- [Instructions to follow] Transcribe every line of the records below, reproducing each one character for character.

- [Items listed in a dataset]
━━━

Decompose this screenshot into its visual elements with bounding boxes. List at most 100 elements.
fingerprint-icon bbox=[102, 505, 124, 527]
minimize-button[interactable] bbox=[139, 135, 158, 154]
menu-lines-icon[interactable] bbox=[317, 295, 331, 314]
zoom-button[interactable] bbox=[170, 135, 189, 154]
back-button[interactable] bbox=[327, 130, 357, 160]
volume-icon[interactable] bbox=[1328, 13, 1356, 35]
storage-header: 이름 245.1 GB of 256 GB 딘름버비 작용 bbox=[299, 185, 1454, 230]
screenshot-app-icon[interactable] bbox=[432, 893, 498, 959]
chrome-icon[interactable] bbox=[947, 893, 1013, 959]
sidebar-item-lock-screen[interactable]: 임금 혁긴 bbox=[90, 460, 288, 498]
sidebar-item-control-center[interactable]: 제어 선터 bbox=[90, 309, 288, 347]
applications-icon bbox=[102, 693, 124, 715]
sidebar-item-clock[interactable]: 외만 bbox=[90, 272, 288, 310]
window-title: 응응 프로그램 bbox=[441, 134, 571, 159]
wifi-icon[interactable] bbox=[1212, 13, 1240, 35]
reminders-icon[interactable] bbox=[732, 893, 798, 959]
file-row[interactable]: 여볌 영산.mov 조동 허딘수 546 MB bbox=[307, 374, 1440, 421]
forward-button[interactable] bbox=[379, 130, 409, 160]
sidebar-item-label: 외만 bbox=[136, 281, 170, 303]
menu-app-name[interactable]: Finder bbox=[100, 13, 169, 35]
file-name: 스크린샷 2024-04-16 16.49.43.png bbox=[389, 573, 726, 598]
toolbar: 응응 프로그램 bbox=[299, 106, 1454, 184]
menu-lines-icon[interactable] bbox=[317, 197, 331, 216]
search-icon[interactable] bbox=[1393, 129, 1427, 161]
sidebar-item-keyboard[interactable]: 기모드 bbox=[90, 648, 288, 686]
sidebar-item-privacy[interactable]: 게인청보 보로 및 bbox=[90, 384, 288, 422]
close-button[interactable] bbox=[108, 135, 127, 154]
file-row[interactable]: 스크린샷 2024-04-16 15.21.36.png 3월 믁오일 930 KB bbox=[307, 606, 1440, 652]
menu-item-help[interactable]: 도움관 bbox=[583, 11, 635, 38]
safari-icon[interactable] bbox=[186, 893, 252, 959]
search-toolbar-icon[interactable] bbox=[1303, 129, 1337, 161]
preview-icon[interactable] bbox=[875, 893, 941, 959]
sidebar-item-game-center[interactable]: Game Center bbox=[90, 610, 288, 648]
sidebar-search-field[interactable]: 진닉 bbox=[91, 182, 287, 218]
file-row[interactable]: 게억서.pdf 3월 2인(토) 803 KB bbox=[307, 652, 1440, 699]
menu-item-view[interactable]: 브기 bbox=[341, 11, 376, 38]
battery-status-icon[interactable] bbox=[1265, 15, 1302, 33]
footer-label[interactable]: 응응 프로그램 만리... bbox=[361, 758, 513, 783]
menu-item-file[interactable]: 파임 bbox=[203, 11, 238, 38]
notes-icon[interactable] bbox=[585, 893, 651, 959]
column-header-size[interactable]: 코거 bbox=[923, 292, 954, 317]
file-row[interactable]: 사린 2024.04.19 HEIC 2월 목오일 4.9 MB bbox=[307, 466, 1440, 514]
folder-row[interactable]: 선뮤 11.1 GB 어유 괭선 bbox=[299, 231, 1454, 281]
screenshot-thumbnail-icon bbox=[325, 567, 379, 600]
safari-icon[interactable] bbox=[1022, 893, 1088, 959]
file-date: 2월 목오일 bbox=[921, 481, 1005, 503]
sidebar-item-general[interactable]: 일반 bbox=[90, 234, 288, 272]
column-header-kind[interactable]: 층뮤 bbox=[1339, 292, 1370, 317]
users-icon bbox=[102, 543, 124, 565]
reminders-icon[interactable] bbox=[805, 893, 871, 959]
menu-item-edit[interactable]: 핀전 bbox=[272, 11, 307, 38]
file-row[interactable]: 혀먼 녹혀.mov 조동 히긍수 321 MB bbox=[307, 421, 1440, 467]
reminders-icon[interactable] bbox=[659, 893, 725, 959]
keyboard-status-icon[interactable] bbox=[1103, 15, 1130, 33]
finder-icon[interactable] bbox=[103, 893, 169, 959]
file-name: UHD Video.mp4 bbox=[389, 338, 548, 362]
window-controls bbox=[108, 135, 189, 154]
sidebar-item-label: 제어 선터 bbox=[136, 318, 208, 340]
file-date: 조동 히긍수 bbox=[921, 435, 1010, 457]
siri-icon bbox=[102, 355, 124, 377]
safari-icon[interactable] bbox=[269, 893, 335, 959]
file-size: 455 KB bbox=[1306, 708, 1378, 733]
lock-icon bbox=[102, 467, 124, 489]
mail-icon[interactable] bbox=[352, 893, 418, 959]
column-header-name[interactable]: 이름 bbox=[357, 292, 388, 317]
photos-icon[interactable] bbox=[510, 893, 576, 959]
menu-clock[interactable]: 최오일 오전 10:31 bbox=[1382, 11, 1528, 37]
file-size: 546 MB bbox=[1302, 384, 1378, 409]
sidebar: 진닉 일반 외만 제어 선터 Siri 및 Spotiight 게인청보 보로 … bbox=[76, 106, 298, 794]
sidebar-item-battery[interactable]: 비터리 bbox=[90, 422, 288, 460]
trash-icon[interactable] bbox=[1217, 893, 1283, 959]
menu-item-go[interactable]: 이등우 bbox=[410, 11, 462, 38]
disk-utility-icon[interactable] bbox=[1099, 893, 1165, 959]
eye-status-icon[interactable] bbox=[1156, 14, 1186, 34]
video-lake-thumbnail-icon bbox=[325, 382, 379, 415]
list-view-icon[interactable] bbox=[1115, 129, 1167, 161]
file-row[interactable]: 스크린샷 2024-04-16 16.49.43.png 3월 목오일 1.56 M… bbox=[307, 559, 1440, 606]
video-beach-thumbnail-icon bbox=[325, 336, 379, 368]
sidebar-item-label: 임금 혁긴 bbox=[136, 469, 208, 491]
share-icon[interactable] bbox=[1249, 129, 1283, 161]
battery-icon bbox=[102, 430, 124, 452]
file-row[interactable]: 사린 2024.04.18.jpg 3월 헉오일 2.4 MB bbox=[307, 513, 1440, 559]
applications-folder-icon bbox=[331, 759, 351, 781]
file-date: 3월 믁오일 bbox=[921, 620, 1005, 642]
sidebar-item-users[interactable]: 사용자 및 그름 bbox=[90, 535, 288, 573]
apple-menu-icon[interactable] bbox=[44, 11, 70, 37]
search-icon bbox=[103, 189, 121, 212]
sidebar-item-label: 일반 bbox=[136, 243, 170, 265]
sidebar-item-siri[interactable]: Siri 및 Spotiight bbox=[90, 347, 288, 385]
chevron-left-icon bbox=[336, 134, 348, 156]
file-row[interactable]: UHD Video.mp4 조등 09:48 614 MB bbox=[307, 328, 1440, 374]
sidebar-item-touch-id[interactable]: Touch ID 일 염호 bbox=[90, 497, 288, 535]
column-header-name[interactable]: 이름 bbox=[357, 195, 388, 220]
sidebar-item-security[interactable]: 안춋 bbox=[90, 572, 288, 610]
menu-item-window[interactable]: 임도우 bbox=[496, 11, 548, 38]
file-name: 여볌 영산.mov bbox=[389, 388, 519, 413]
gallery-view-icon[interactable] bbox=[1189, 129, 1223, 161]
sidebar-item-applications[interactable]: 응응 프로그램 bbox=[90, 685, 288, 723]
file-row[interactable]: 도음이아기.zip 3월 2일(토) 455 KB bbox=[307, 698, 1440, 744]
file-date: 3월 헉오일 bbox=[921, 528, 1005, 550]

━━━

- [Full response]
Decompose this screenshot into its visual elements with bounding boxes. List at most 100 elements.
fingerprint-icon bbox=[102, 505, 124, 527]
minimize-button[interactable] bbox=[139, 135, 158, 154]
menu-lines-icon[interactable] bbox=[317, 295, 331, 314]
zoom-button[interactable] bbox=[170, 135, 189, 154]
back-button[interactable] bbox=[327, 130, 357, 160]
volume-icon[interactable] bbox=[1328, 13, 1356, 35]
storage-header: 이름 245.1 GB of 256 GB 딘름버비 작용 bbox=[299, 185, 1454, 230]
screenshot-app-icon[interactable] bbox=[432, 893, 498, 959]
chrome-icon[interactable] bbox=[947, 893, 1013, 959]
sidebar-item-lock-screen[interactable]: 임금 혁긴 bbox=[90, 460, 288, 498]
sidebar-item-control-center[interactable]: 제어 선터 bbox=[90, 309, 288, 347]
applications-icon bbox=[102, 693, 124, 715]
sidebar-item-clock[interactable]: 외만 bbox=[90, 272, 288, 310]
window-title: 응응 프로그램 bbox=[441, 134, 571, 159]
wifi-icon[interactable] bbox=[1212, 13, 1240, 35]
reminders-icon[interactable] bbox=[732, 893, 798, 959]
file-row[interactable]: 여볌 영산.mov 조동 허딘수 546 MB bbox=[307, 374, 1440, 421]
forward-button[interactable] bbox=[379, 130, 409, 160]
sidebar-item-label: 외만 bbox=[136, 281, 170, 303]
menu-app-name[interactable]: Finder bbox=[100, 13, 169, 35]
file-name: 스크린샷 2024-04-16 16.49.43.png bbox=[389, 573, 726, 598]
toolbar: 응응 프로그램 bbox=[299, 106, 1454, 184]
menu-lines-icon[interactable] bbox=[317, 197, 331, 216]
search-icon[interactable] bbox=[1393, 129, 1427, 161]
sidebar-item-keyboard[interactable]: 기모드 bbox=[90, 648, 288, 686]
sidebar-item-privacy[interactable]: 게인청보 보로 및 bbox=[90, 384, 288, 422]
close-button[interactable] bbox=[108, 135, 127, 154]
file-row[interactable]: 스크린샷 2024-04-16 15.21.36.png 3월 믁오일 930 KB bbox=[307, 606, 1440, 652]
menu-item-help[interactable]: 도움관 bbox=[583, 11, 635, 38]
safari-icon[interactable] bbox=[186, 893, 252, 959]
search-toolbar-icon[interactable] bbox=[1303, 129, 1337, 161]
preview-icon[interactable] bbox=[875, 893, 941, 959]
sidebar-item-game-center[interactable]: Game Center bbox=[90, 610, 288, 648]
sidebar-search-field[interactable]: 진닉 bbox=[91, 182, 287, 218]
file-row[interactable]: 게억서.pdf 3월 2인(토) 803 KB bbox=[307, 652, 1440, 699]
menu-item-view[interactable]: 브기 bbox=[341, 11, 376, 38]
battery-status-icon[interactable] bbox=[1265, 15, 1302, 33]
footer-label[interactable]: 응응 프로그램 만리... bbox=[361, 758, 513, 783]
menu-item-file[interactable]: 파임 bbox=[203, 11, 238, 38]
notes-icon[interactable] bbox=[585, 893, 651, 959]
column-header-size[interactable]: 코거 bbox=[923, 292, 954, 317]
file-row[interactable]: 사린 2024.04.19 HEIC 2월 목오일 4.9 MB bbox=[307, 466, 1440, 514]
folder-row[interactable]: 선뮤 11.1 GB 어유 괭선 bbox=[299, 231, 1454, 281]
screenshot-thumbnail-icon bbox=[325, 567, 379, 600]
safari-icon[interactable] bbox=[1022, 893, 1088, 959]
file-date: 2월 목오일 bbox=[921, 481, 1005, 503]
sidebar-item-general[interactable]: 일반 bbox=[90, 234, 288, 272]
column-header-kind[interactable]: 층뮤 bbox=[1339, 292, 1370, 317]
users-icon bbox=[102, 543, 124, 565]
reminders-icon[interactable] bbox=[805, 893, 871, 959]
menu-item-edit[interactable]: 핀전 bbox=[272, 11, 307, 38]
file-row[interactable]: 혀먼 녹혀.mov 조동 히긍수 321 MB bbox=[307, 421, 1440, 467]
reminders-icon[interactable] bbox=[659, 893, 725, 959]
keyboard-status-icon[interactable] bbox=[1103, 15, 1130, 33]
finder-icon[interactable] bbox=[103, 893, 169, 959]
file-name: UHD Video.mp4 bbox=[389, 338, 548, 362]
window-controls bbox=[108, 135, 189, 154]
sidebar-item-label: 제어 선터 bbox=[136, 318, 208, 340]
file-date: 조동 히긍수 bbox=[921, 435, 1010, 457]
siri-icon bbox=[102, 355, 124, 377]
safari-icon[interactable] bbox=[269, 893, 335, 959]
file-size: 455 KB bbox=[1306, 708, 1378, 733]
lock-icon bbox=[102, 467, 124, 489]
mail-icon[interactable] bbox=[352, 893, 418, 959]
column-header-name[interactable]: 이름 bbox=[357, 292, 388, 317]
photos-icon[interactable] bbox=[510, 893, 576, 959]
menu-clock[interactable]: 최오일 오전 10:31 bbox=[1382, 11, 1528, 37]
file-size: 546 MB bbox=[1302, 384, 1378, 409]
sidebar: 진닉 일반 외만 제어 선터 Siri 및 Spotiight 게인청보 보로 … bbox=[76, 106, 298, 794]
sidebar-item-battery[interactable]: 비터리 bbox=[90, 422, 288, 460]
trash-icon[interactable] bbox=[1217, 893, 1283, 959]
menu-item-go[interactable]: 이등우 bbox=[410, 11, 462, 38]
disk-utility-icon[interactable] bbox=[1099, 893, 1165, 959]
eye-status-icon[interactable] bbox=[1156, 14, 1186, 34]
video-lake-thumbnail-icon bbox=[325, 382, 379, 415]
list-view-icon[interactable] bbox=[1115, 129, 1167, 161]
file-row[interactable]: 스크린샷 2024-04-16 16.49.43.png 3월 목오일 1.56 M… bbox=[307, 559, 1440, 606]
video-beach-thumbnail-icon bbox=[325, 336, 379, 368]
sidebar-item-label: 임금 혁긴 bbox=[136, 469, 208, 491]
share-icon[interactable] bbox=[1249, 129, 1283, 161]
battery-icon bbox=[102, 430, 124, 452]
file-row[interactable]: 사린 2024.04.18.jpg 3월 헉오일 2.4 MB bbox=[307, 513, 1440, 559]
applications-folder-icon bbox=[331, 759, 351, 781]
file-date: 3월 믁오일 bbox=[921, 620, 1005, 642]
sidebar-item-users[interactable]: 사용자 및 그름 bbox=[90, 535, 288, 573]
apple-menu-icon[interactable] bbox=[44, 11, 70, 37]
search-icon bbox=[103, 189, 121, 212]
sidebar-item-label: 일반 bbox=[136, 243, 170, 265]
sidebar-item-siri[interactable]: Siri 및 Spotiight bbox=[90, 347, 288, 385]
chevron-left-icon bbox=[336, 134, 348, 156]
file-row[interactable]: UHD Video.mp4 조등 09:48 614 MB bbox=[307, 328, 1440, 374]
sidebar-item-touch-id[interactable]: Touch ID 일 염호 bbox=[90, 497, 288, 535]
column-header-name[interactable]: 이름 bbox=[357, 195, 388, 220]
sidebar-item-security[interactable]: 안춋 bbox=[90, 572, 288, 610]
menu-item-window[interactable]: 임도우 bbox=[496, 11, 548, 38]
file-name: 여볌 영산.mov bbox=[389, 388, 519, 413]
gallery-view-icon[interactable] bbox=[1189, 129, 1223, 161]
sidebar-item-applications[interactable]: 응응 프로그램 bbox=[90, 685, 288, 723]
file-row[interactable]: 도음이아기.zip 3월 2일(토) 455 KB bbox=[307, 698, 1440, 744]
file-date: 3월 헉오일 bbox=[921, 528, 1005, 550]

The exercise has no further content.